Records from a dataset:
════════════════════

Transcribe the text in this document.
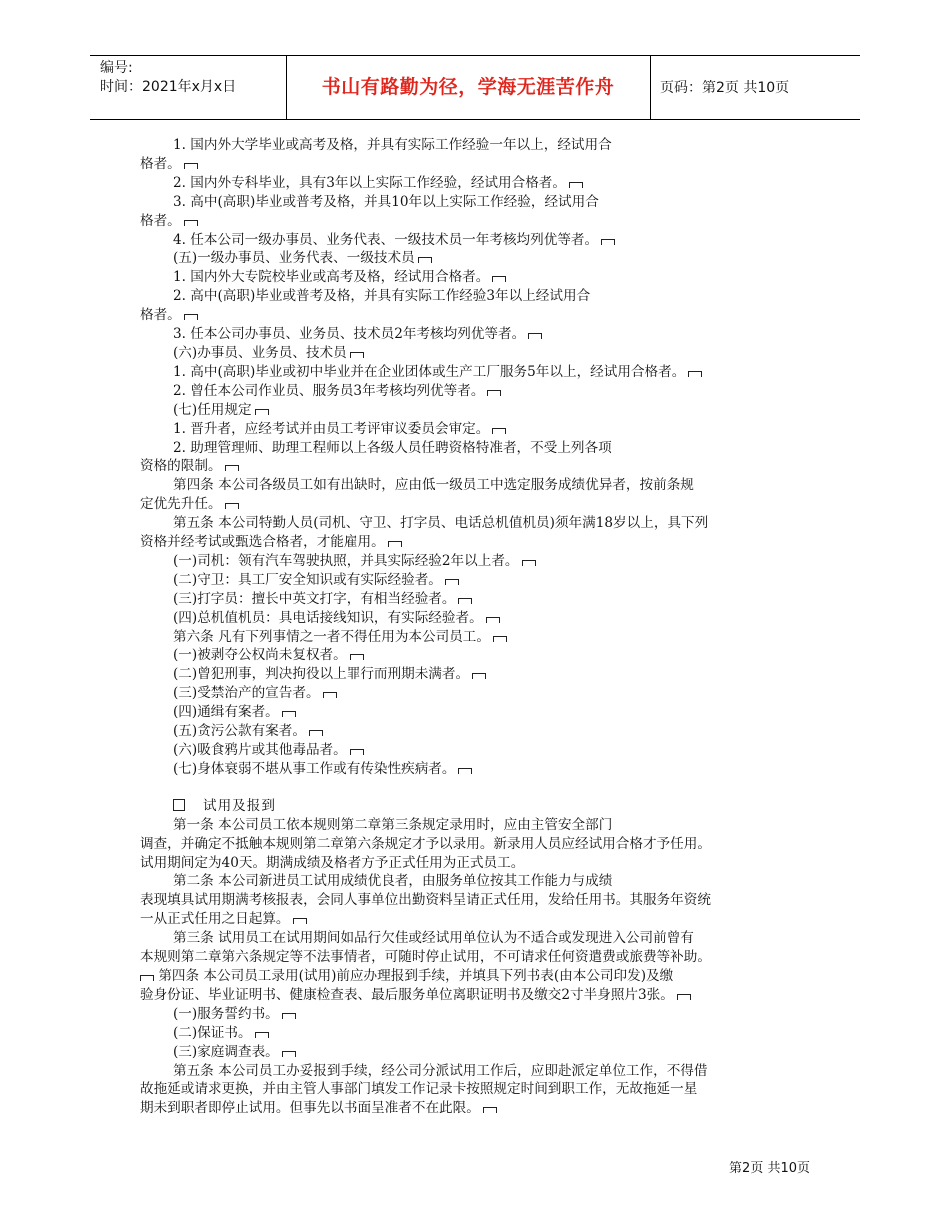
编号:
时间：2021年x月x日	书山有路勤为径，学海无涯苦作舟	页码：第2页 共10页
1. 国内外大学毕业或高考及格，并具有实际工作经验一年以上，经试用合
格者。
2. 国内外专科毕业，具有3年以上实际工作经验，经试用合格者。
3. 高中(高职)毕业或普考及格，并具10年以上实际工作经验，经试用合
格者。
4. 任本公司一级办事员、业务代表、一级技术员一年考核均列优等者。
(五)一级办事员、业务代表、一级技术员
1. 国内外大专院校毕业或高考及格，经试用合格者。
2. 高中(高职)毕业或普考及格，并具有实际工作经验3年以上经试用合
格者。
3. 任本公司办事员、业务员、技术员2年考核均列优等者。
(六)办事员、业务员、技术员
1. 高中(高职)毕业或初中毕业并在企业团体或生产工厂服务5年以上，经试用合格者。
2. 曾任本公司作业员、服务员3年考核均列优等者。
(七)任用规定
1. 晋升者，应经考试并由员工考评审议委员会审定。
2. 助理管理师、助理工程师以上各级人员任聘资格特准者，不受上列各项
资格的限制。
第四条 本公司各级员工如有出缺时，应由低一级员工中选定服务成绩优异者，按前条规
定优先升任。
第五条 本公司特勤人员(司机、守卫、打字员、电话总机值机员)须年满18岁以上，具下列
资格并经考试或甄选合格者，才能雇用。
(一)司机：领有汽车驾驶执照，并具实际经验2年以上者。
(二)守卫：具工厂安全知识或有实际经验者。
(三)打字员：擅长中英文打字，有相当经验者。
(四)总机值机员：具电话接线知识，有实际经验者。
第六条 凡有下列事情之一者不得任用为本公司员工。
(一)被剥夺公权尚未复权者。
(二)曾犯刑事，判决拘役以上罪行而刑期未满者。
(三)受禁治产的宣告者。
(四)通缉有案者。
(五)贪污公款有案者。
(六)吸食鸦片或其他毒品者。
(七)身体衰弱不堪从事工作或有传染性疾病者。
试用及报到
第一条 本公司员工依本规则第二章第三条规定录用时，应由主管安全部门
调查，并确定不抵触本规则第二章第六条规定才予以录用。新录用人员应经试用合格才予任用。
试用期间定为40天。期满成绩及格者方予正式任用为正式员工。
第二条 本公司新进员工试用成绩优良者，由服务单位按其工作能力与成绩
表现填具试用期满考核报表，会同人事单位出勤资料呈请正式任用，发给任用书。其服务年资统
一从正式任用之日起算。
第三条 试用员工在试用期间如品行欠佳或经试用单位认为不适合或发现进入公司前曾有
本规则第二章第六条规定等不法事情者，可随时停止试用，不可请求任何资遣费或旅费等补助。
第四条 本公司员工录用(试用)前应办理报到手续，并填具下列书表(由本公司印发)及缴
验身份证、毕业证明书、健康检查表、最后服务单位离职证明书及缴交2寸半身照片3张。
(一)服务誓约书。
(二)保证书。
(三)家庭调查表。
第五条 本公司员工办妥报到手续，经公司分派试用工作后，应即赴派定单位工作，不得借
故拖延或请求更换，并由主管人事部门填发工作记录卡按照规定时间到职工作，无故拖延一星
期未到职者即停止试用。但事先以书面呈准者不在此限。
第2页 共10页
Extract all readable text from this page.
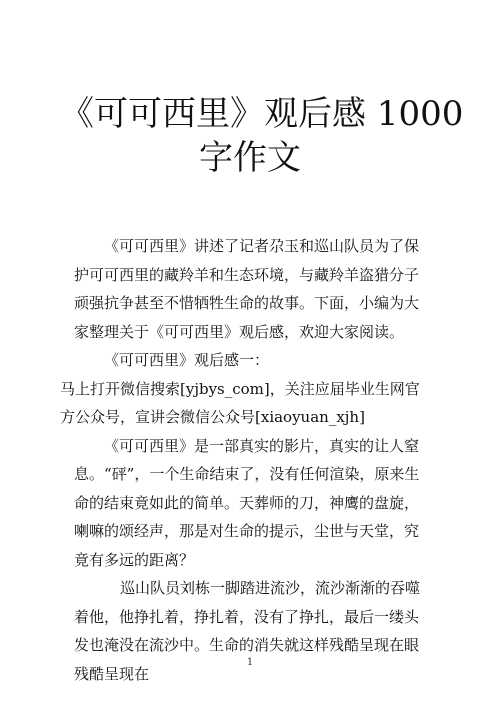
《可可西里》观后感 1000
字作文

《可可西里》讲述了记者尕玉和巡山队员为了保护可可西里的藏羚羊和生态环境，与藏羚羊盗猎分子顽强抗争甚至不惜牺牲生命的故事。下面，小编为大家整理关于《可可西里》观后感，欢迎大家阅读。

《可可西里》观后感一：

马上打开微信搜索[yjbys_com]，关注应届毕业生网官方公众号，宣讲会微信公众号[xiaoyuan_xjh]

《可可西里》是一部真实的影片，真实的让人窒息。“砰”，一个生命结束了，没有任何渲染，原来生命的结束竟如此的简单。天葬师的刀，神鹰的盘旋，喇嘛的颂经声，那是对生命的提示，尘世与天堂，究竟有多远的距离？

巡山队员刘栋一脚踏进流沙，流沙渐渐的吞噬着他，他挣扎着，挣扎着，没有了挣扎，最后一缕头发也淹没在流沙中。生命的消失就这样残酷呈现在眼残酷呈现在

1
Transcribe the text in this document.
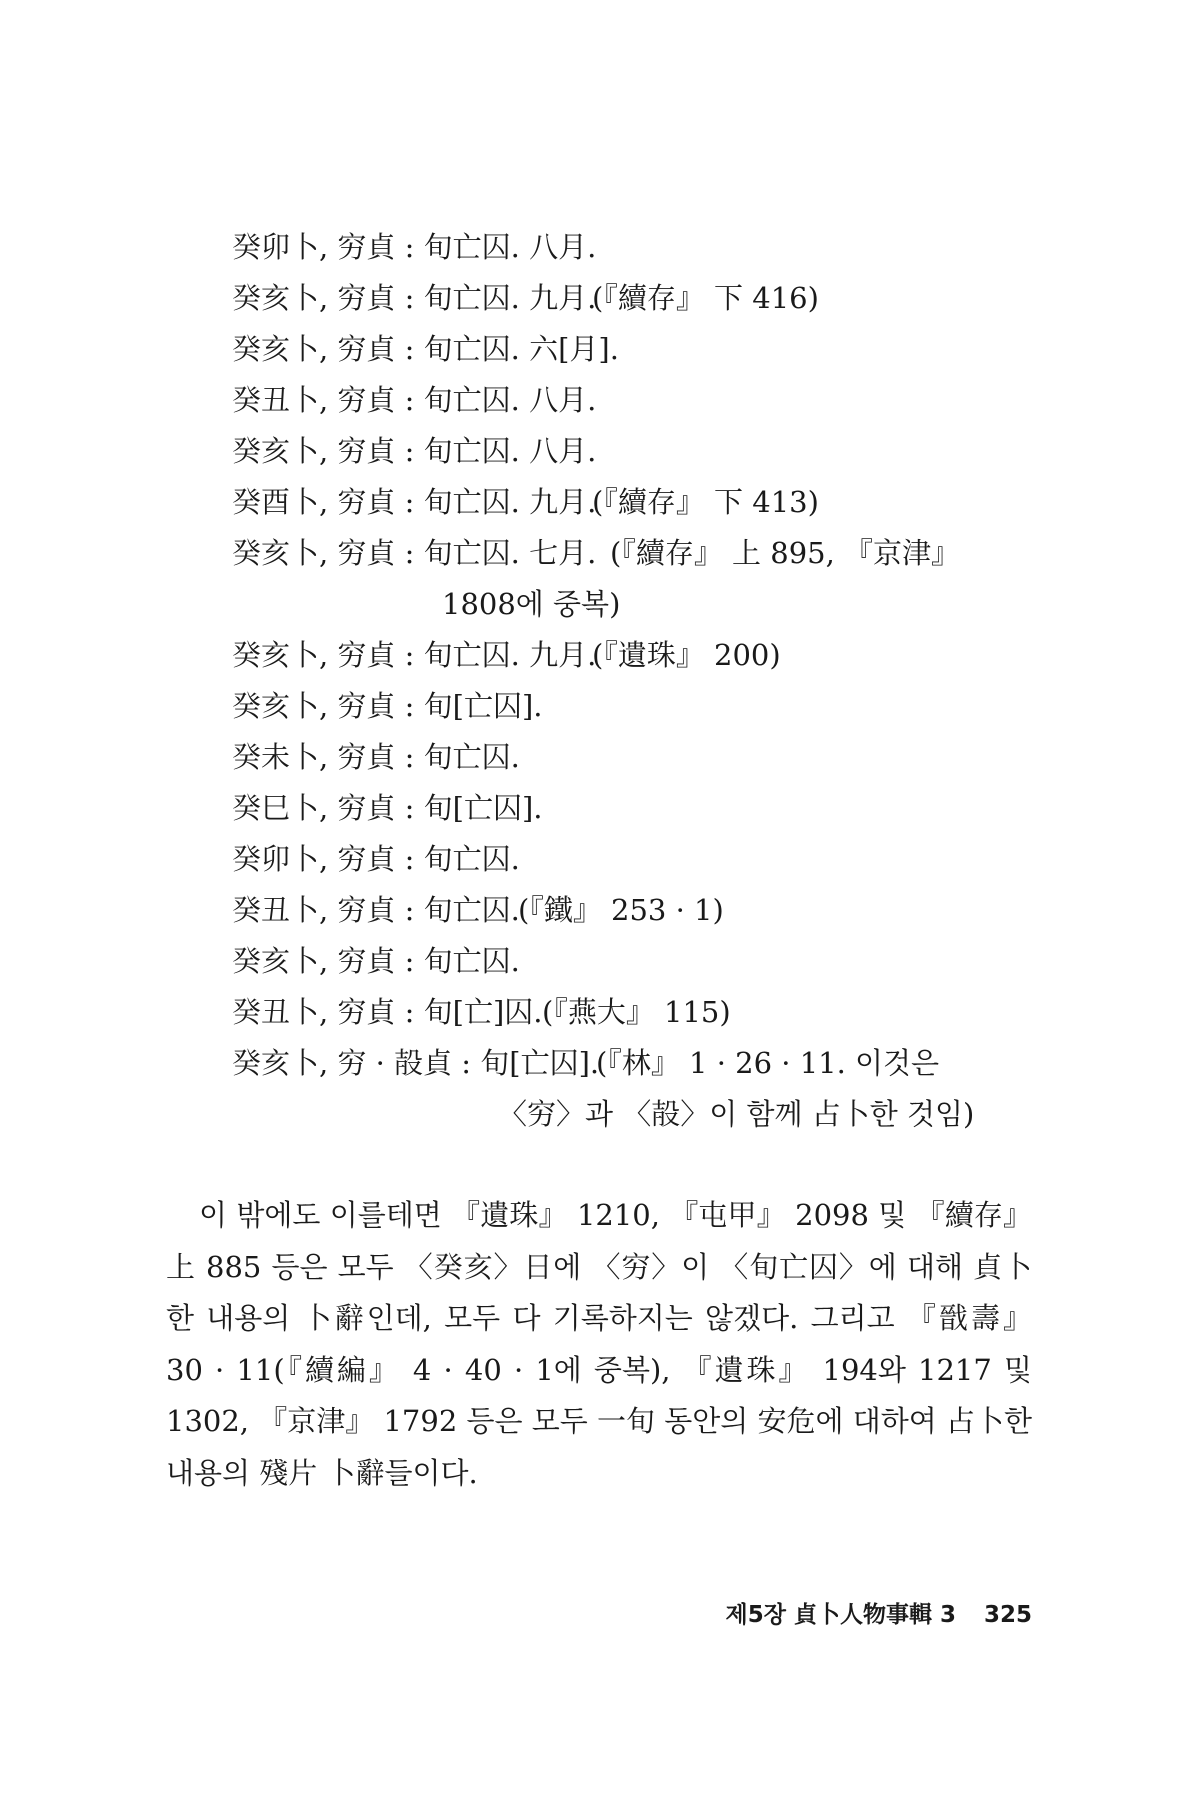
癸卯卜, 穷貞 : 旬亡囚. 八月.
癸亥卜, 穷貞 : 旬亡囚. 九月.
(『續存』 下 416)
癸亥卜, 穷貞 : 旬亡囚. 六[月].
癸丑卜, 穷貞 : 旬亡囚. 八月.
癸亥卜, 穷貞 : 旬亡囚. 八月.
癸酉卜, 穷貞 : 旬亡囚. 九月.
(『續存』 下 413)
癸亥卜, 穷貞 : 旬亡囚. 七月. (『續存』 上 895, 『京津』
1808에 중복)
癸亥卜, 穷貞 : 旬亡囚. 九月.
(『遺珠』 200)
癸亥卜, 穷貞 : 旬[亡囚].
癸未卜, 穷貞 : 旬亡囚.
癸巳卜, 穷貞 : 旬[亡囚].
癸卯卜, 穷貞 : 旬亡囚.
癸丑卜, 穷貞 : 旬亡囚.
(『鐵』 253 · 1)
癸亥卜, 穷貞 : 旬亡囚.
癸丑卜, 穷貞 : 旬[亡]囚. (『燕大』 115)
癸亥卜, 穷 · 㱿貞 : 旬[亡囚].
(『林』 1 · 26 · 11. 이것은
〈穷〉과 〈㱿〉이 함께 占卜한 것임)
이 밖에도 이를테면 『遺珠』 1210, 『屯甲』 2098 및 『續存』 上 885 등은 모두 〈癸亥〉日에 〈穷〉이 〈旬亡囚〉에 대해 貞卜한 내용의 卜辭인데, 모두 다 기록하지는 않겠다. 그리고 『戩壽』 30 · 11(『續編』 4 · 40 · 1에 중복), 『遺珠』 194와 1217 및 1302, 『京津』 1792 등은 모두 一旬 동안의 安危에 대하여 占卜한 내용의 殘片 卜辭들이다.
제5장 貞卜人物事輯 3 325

════════════════════

WHAT YOU SHOULD DO: Transcribe each line above verbatim, with the pictures left out.

TASK RESPONSE:
Transcribe the text in this document.
编号:
时间：2021年x月x日	书山有路勤为径，学海无涯苦作舟	页码：第2页 共10页
1. 国内外大学毕业或高考及格，并具有实际工作经验一年以上，经试用合
格者。
2. 国内外专科毕业，具有3年以上实际工作经验，经试用合格者。
3. 高中(高职)毕业或普考及格，并具10年以上实际工作经验，经试用合
格者。
4. 任本公司一级办事员、业务代表、一级技术员一年考核均列优等者。
(五)一级办事员、业务代表、一级技术员
1. 国内外大专院校毕业或高考及格，经试用合格者。
2. 高中(高职)毕业或普考及格，并具有实际工作经验3年以上经试用合
格者。
3. 任本公司办事员、业务员、技术员2年考核均列优等者。
(六)办事员、业务员、技术员
1. 高中(高职)毕业或初中毕业并在企业团体或生产工厂服务5年以上，经试用合格者。
2. 曾任本公司作业员、服务员3年考核均列优等者。
(七)任用规定
1. 晋升者，应经考试并由员工考评审议委员会审定。
2. 助理管理师、助理工程师以上各级人员任聘资格特准者，不受上列各项
资格的限制。
第四条 本公司各级员工如有出缺时，应由低一级员工中选定服务成绩优异者，按前条规
定优先升任。
第五条 本公司特勤人员(司机、守卫、打字员、电话总机值机员)须年满18岁以上，具下列
资格并经考试或甄选合格者，才能雇用。
(一)司机：领有汽车驾驶执照，并具实际经验2年以上者。
(二)守卫：具工厂安全知识或有实际经验者。
(三)打字员：擅长中英文打字，有相当经验者。
(四)总机值机员：具电话接线知识，有实际经验者。
第六条 凡有下列事情之一者不得任用为本公司员工。
(一)被剥夺公权尚未复权者。
(二)曾犯刑事，判决拘役以上罪行而刑期未满者。
(三)受禁治产的宣告者。
(四)通缉有案者。
(五)贪污公款有案者。
(六)吸食鸦片或其他毒品者。
(七)身体衰弱不堪从事工作或有传染性疾病者。
试用及报到
第一条 本公司员工依本规则第二章第三条规定录用时，应由主管安全部门
调查，并确定不抵触本规则第二章第六条规定才予以录用。新录用人员应经试用合格才予任用。
试用期间定为40天。期满成绩及格者方予正式任用为正式员工。
第二条 本公司新进员工试用成绩优良者，由服务单位按其工作能力与成绩
表现填具试用期满考核报表，会同人事单位出勤资料呈请正式任用，发给任用书。其服务年资统
一从正式任用之日起算。
第三条 试用员工在试用期间如品行欠佳或经试用单位认为不适合或发现进入公司前曾有
本规则第二章第六条规定等不法事情者，可随时停止试用，不可请求任何资遣费或旅费等补助。
第四条 本公司员工录用(试用)前应办理报到手续，并填具下列书表(由本公司印发)及缴
验身份证、毕业证明书、健康检查表、最后服务单位离职证明书及缴交2寸半身照片3张。
(一)服务誓约书。
(二)保证书。
(三)家庭调查表。
第五条 本公司员工办妥报到手续，经公司分派试用工作后，应即赴派定单位工作，不得借
故拖延或请求更换，并由主管人事部门填发工作记录卡按照规定时间到职工作，无故拖延一星
期未到职者即停止试用。但事先以书面呈准者不在此限。
第2页 共10页
Extract all readable text from this page.
《可可西里》观后感 1000
字作文

《可可西里》讲述了记者尕玉和巡山队员为了保护可可西里的藏羚羊和生态环境，与藏羚羊盗猎分子顽强抗争甚至不惜牺牲生命的故事。下面，小编为大家整理关于《可可西里》观后感，欢迎大家阅读。

《可可西里》观后感一：

马上打开微信搜索[yjbys_com]，关注应届毕业生网官方公众号，宣讲会微信公众号[xiaoyuan_xjh]

《可可西里》是一部真实的影片，真实的让人窒息。“砰”，一个生命结束了，没有任何渲染，原来生命的结束竟如此的简单。天葬师的刀，神鹰的盘旋，喇嘛的颂经声，那是对生命的提示，尘世与天堂，究竟有多远的距离？

巡山队员刘栋一脚踏进流沙，流沙渐渐的吞噬着他，他挣扎着，挣扎着，没有了挣扎，最后一缕头发也淹没在流沙中。生命的消失就这样残酷呈现在眼残酷呈现在

1
Transcribe the text in this document.
癸卯卜, 穷貞 : 旬亡囚. 八月.
癸亥卜, 穷貞 : 旬亡囚. 九月.
(『續存』 下 416)
癸亥卜, 穷貞 : 旬亡囚. 六[月].
癸丑卜, 穷貞 : 旬亡囚. 八月.
癸亥卜, 穷貞 : 旬亡囚. 八月.
癸酉卜, 穷貞 : 旬亡囚. 九月.
(『續存』 下 413)
癸亥卜, 穷貞 : 旬亡囚. 七月. (『續存』 上 895, 『京津』
1808에 중복)
癸亥卜, 穷貞 : 旬亡囚. 九月.
(『遺珠』 200)
癸亥卜, 穷貞 : 旬[亡囚].
癸未卜, 穷貞 : 旬亡囚.
癸巳卜, 穷貞 : 旬[亡囚].
癸卯卜, 穷貞 : 旬亡囚.
癸丑卜, 穷貞 : 旬亡囚.
(『鐵』 253 · 1)
癸亥卜, 穷貞 : 旬亡囚.
癸丑卜, 穷貞 : 旬[亡]囚. (『燕大』 115)
癸亥卜, 穷 · 㱿貞 : 旬[亡囚].
(『林』 1 · 26 · 11. 이것은
〈穷〉과 〈㱿〉이 함께 占卜한 것임)
이 밖에도 이를테면 『遺珠』 1210, 『屯甲』 2098 및 『續存』 上 885 등은 모두 〈癸亥〉日에 〈穷〉이 〈旬亡囚〉에 대해 貞卜한 내용의 卜辭인데, 모두 다 기록하지는 않겠다. 그리고 『戩壽』 30 · 11(『續編』 4 · 40 · 1에 중복), 『遺珠』 194와 1217 및 1302, 『京津』 1792 등은 모두 一旬 동안의 安危에 대하여 占卜한 내용의 殘片 卜辭들이다.
제5장 貞卜人物事輯 3 325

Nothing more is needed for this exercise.